** Task prompt **
The only acceptable output is every entry, printed exactly.

** Source material **
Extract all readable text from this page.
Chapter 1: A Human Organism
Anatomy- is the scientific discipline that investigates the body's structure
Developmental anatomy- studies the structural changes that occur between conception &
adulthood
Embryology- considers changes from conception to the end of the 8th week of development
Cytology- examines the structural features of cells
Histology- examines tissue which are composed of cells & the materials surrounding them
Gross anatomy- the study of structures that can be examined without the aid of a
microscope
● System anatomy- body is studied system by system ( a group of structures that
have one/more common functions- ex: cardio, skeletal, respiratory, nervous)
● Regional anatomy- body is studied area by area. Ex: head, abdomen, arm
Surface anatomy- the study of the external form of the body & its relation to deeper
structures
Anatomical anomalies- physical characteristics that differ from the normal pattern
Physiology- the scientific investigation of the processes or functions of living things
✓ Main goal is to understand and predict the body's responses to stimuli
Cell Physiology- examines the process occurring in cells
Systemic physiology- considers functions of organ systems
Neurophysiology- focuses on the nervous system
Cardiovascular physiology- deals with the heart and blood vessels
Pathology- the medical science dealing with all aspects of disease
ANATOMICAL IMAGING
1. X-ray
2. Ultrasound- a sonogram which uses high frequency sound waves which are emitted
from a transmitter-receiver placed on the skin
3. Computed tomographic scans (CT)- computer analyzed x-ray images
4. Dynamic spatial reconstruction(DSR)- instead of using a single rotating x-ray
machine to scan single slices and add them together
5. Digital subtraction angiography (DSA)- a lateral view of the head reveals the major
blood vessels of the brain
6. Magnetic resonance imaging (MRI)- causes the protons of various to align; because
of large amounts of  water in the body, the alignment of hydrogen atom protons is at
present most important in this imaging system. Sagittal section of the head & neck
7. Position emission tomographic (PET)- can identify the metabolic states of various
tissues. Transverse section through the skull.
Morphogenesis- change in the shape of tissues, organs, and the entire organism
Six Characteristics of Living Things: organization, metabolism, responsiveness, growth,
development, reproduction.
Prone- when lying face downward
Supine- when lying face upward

** Answer to this problem **
Extract all readable text from this page.
Chapter 1: A Human Organism
Anatomy- is the scientific discipline that investigates the body's structure
Developmental anatomy- studies the structural changes that occur between conception &
adulthood
Embryology- considers changes from conception to the end of the 8th week of development
Cytology- examines the structural features of cells
Histology- examines tissue which are composed of cells & the materials surrounding them
Gross anatomy- the study of structures that can be examined without the aid of a
microscope
● System anatomy- body is studied system by system ( a group of structures that
have one/more common functions- ex: cardio, skeletal, respiratory, nervous)
● Regional anatomy- body is studied area by area. Ex: head, abdomen, arm
Surface anatomy- the study of the external form of the body & its relation to deeper
structures
Anatomical anomalies- physical characteristics that differ from the normal pattern
Physiology- the scientific investigation of the processes or functions of living things
✓ Main goal is to understand and predict the body's responses to stimuli
Cell Physiology- examines the process occurring in cells
Systemic physiology- considers functions of organ systems
Neurophysiology- focuses on the nervous system
Cardiovascular physiology- deals with the heart and blood vessels
Pathology- the medical science dealing with all aspects of disease
ANATOMICAL IMAGING
1. X-ray
2. Ultrasound- a sonogram which uses high frequency sound waves which are emitted
from a transmitter-receiver placed on the skin
3. Computed tomographic scans (CT)- computer analyzed x-ray images
4. Dynamic spatial reconstruction(DSR)- instead of using a single rotating x-ray
machine to scan single slices and add them together
5. Digital subtraction angiography (DSA)- a lateral view of the head reveals the major
blood vessels of the brain
6. Magnetic resonance imaging (MRI)- causes the protons of various to align; because
of large amounts of  water in the body, the alignment of hydrogen atom protons is at
present most important in this imaging system. Sagittal section of the head & neck
7. Position emission tomographic (PET)- can identify the metabolic states of various
tissues. Transverse section through the skull.
Morphogenesis- change in the shape of tissues, organs, and the entire organism
Six Characteristics of Living Things: organization, metabolism, responsiveness, growth,
development, reproduction.
Prone- when lying face downward
Supine- when lying face upward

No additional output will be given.